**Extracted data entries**
—————
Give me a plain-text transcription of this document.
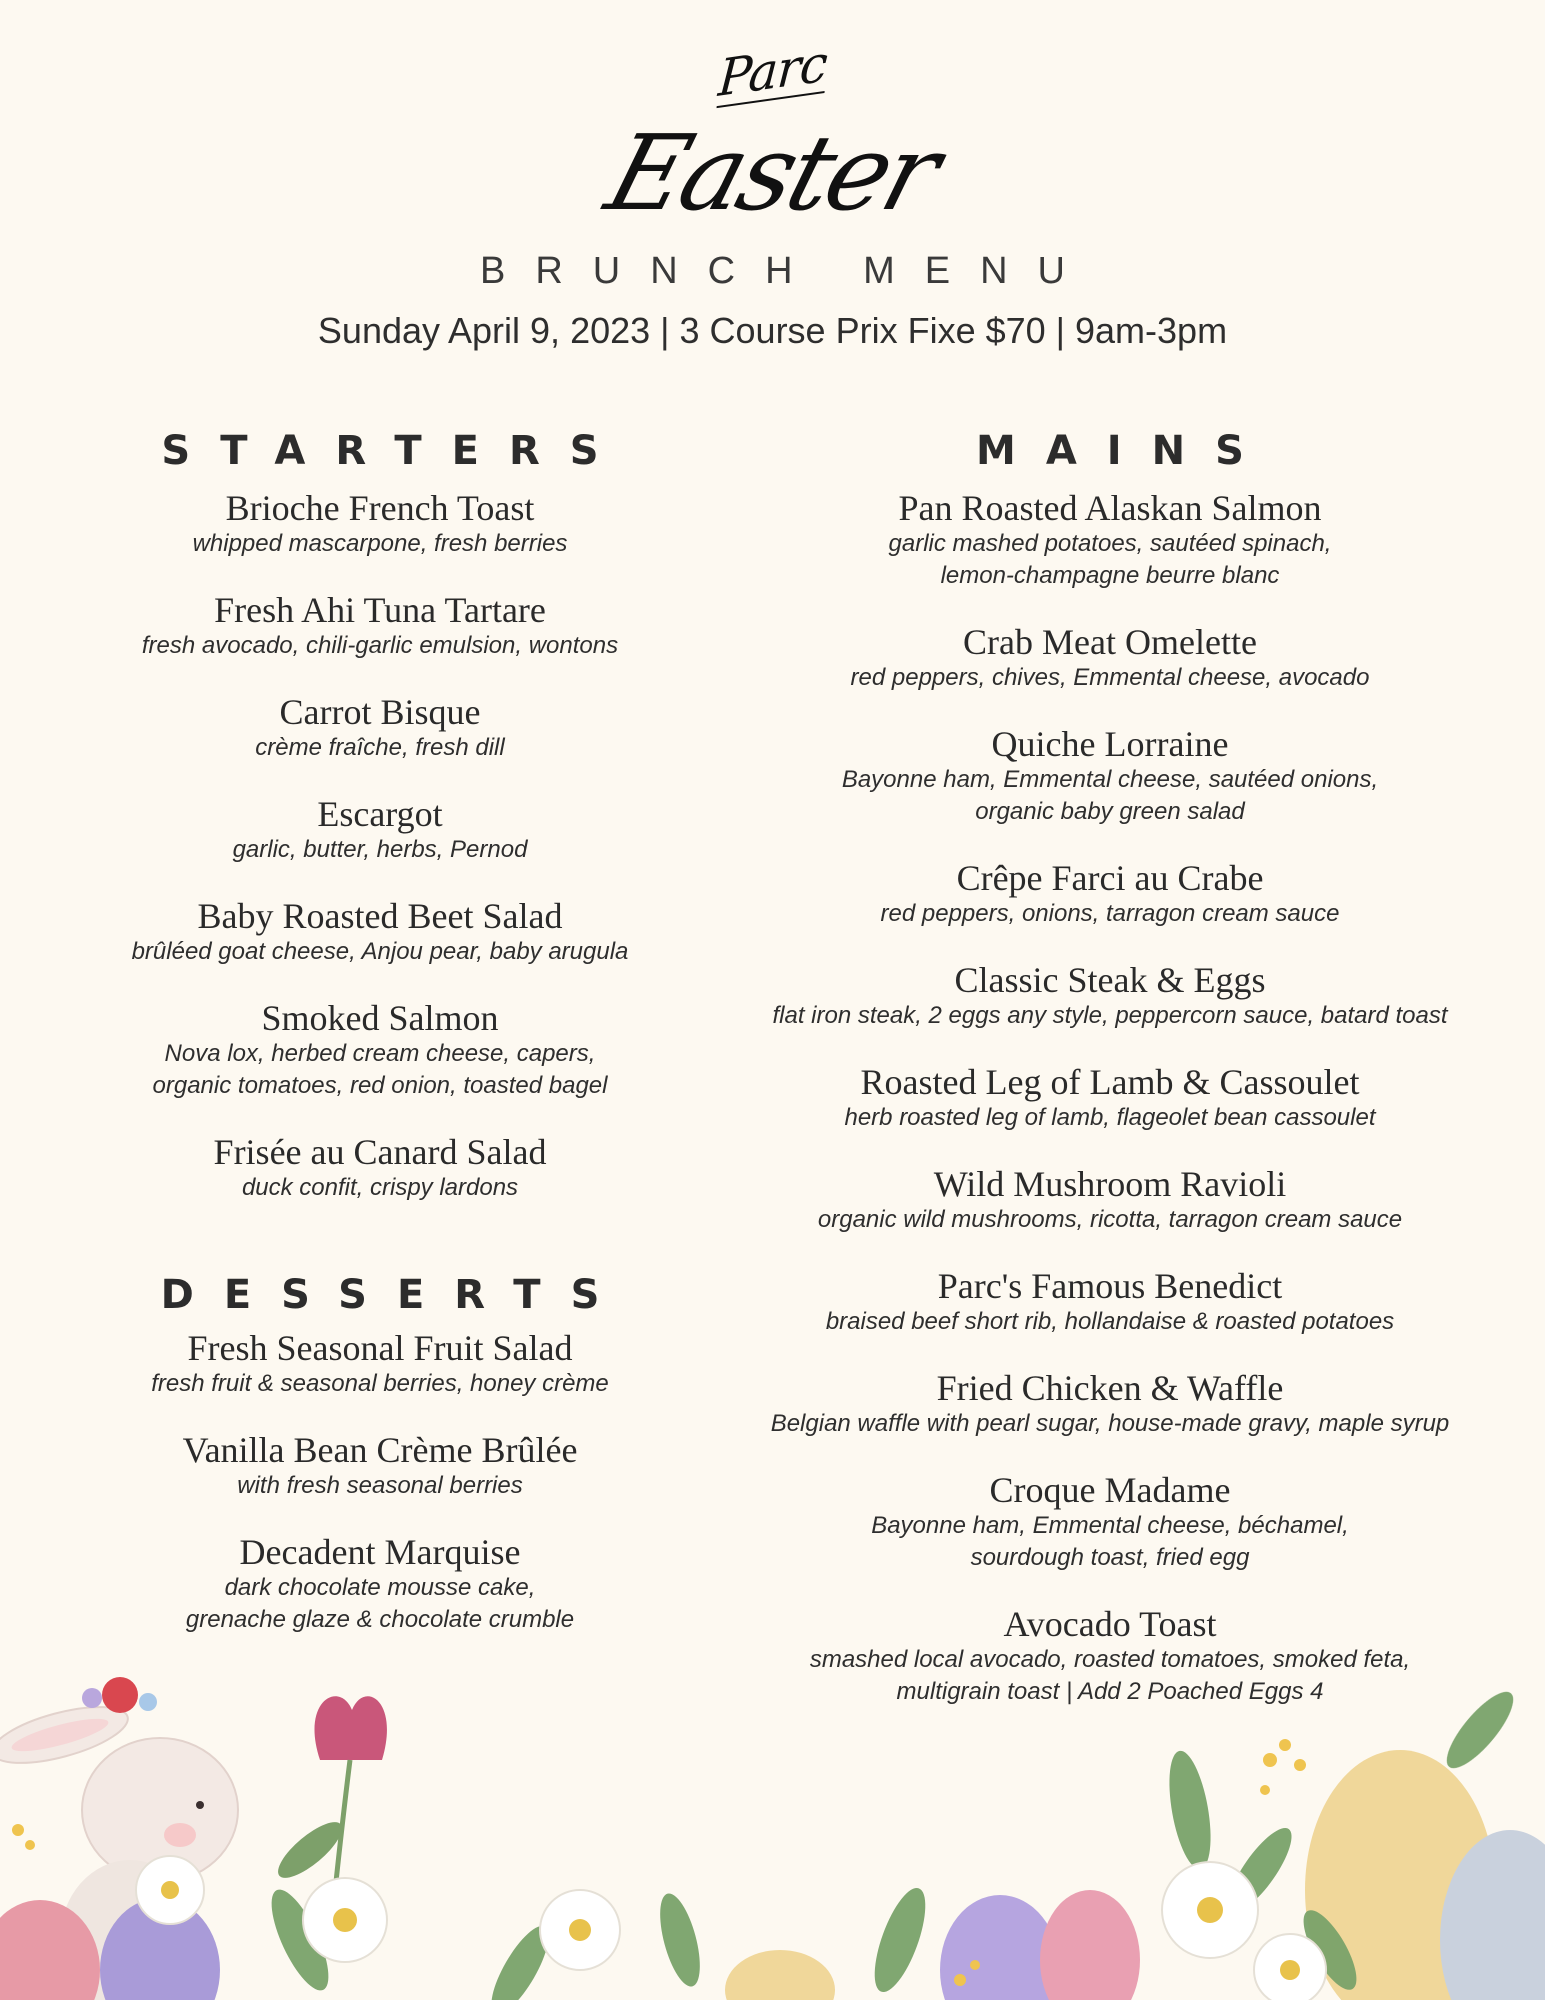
Parc
Easter
BRUNCH MENU
Sunday April 9, 2023 | 3 Course Prix Fixe $70 | 9am-3pm
STARTERS
Brioche French Toast
whipped mascarpone, fresh berries
Fresh Ahi Tuna Tartare
fresh avocado, chili-garlic emulsion, wontons
Carrot Bisque
crème fraîche, fresh dill
Escargot
garlic, butter, herbs, Pernod
Baby Roasted Beet Salad
brûléed goat cheese, Anjou pear, baby arugula
Smoked Salmon
Nova lox, herbed cream cheese, capers,
organic tomatoes, red onion, toasted bagel
Frisée au Canard Salad
duck confit, crispy lardons
DESSERTS
Fresh Seasonal Fruit Salad
fresh fruit & seasonal berries, honey crème
Vanilla Bean Crème Brûlée
with fresh seasonal berries
Decadent Marquise
dark chocolate mousse cake,
grenache glaze & chocolate crumble
MAINS
Pan Roasted Alaskan Salmon
garlic mashed potatoes, sautéed spinach,
lemon-champagne beurre blanc
Crab Meat Omelette
red peppers, chives, Emmental cheese, avocado
Quiche Lorraine
Bayonne ham, Emmental cheese, sautéed onions,
organic baby green salad
Crêpe Farci au Crabe
red peppers, onions, tarragon cream sauce
Classic Steak & Eggs
flat iron steak, 2 eggs any style, peppercorn sauce, batard toast
Roasted Leg of Lamb & Cassoulet
herb roasted leg of lamb, flageolet bean cassoulet
Wild Mushroom Ravioli
organic wild mushrooms, ricotta, tarragon cream sauce
Parc's Famous Benedict
braised beef short rib, hollandaise & roasted potatoes
Fried Chicken & Waffle
Belgian waffle with pearl sugar, house-made gravy, maple syrup
Croque Madame
Bayonne ham, Emmental cheese, béchamel,
sourdough toast, fried egg
Avocado Toast
smashed local avocado, roasted tomatoes, smoked feta,
multigrain toast | Add 2 Poached Eggs 4
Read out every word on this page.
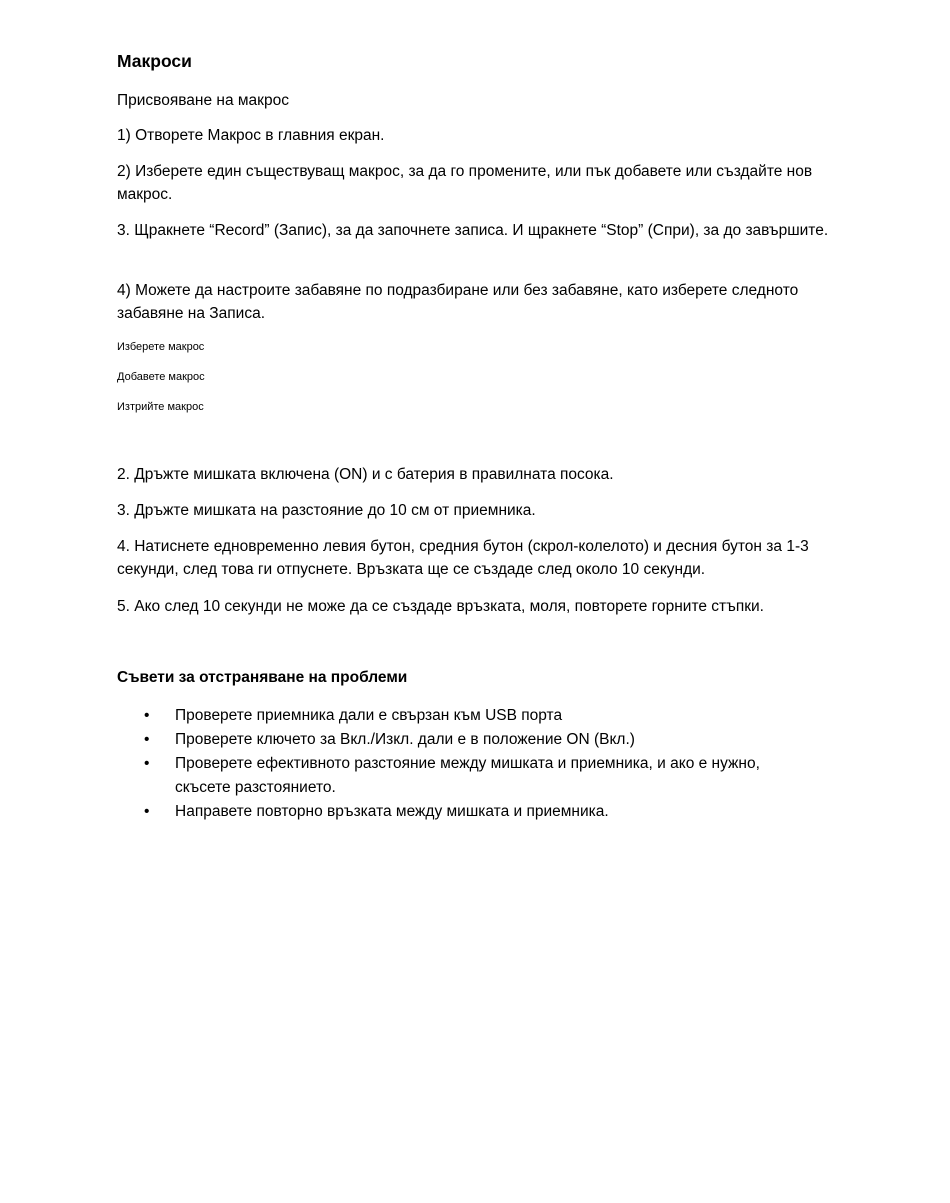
Макроси

Присвояване на макрос

1) Отворете Макрос в главния екран.

2) Изберете един съществуващ макрос, за да го промените, или пък добавете или създайте нов макрос.

3. Щракнете “Record” (Запис), за да започнете записа. И щракнете “Stop” (Спри), за до завършите.

4) Можете да настроите забавяне по подразбиране или без забавяне, като изберете следното забавяне на Записа.

Изберете макрос

Добавете макрос

Изтрийте макрос

2. Дръжте мишката включена (ON) и с батерия в правилната посока.

3. Дръжте мишката на разстояние до 10 см от приемника.

4. Натиснете едновременно левия бутон, средния бутон (скрол-колелото) и десния бутон за 1-3 секунди, след това ги отпуснете. Връзката ще се създаде след около 10 секунди.

5. Ако след 10 секунди не може да се създаде връзката, моля, повторете горните стъпки.

Съвети за отстраняване на проблеми
• Проверете приемника дали е свързан към USB порта
• Проверете ключето за Вкл./Изкл. дали е в положение ON (Вкл.)
• Проверете ефективното разстояние между мишката и приемника, и ако е нужно, скъсете разстоянието.
• Направете повторно връзката между мишката и приемника.
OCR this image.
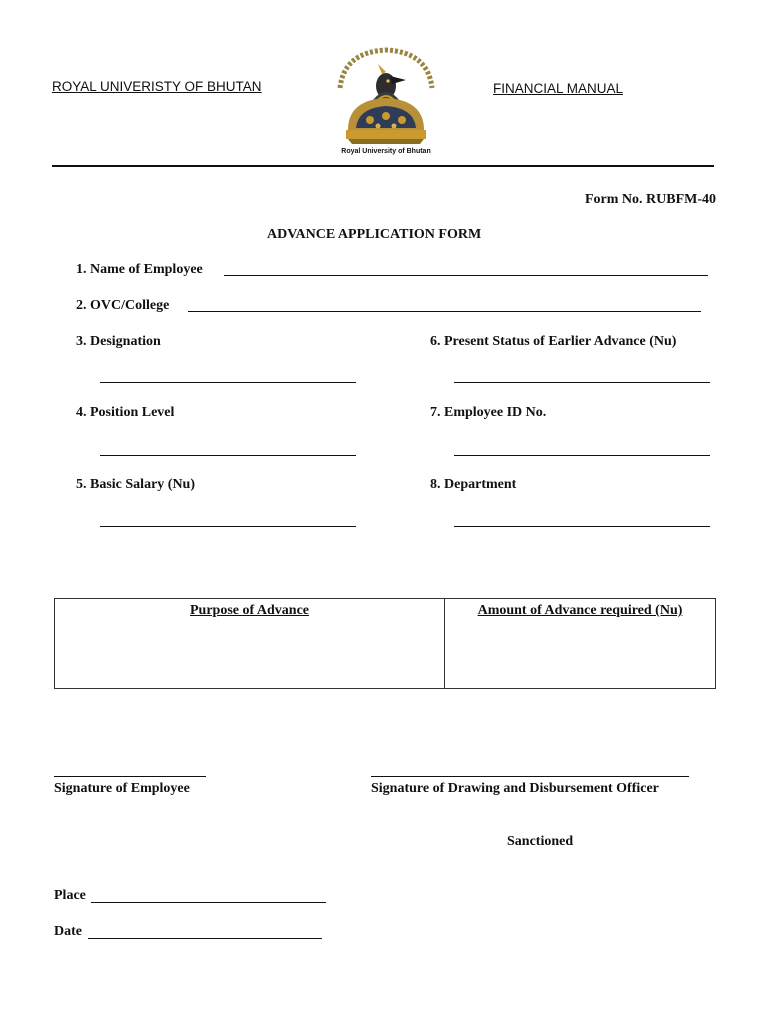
ROYAL UNIVERISTY OF BHUTAN	FINANCIAL MANUAL
Royal University of Bhutan
Form No. RUBFM-40
ADVANCE APPLICATION FORM
1. Name of Employee
2. OVC/College
3. Designation
4. Position Level
5. Basic Salary (Nu)
6. Present Status of Earlier Advance (Nu)
7. Employee ID No.
8. Department
Purpose of Advance	Amount of Advance required (Nu)
Signature of Employee	Signature of Drawing and Disbursement Officer
Sanctioned
Place
Date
—————
**GOAL OF THE EXERCISE**
Gather all lines from the records above in which "chocolate" appears.

**OUTPUT OF THE TASK**
dark chocolate mousse cake,
grenache glaze & chocolate crumble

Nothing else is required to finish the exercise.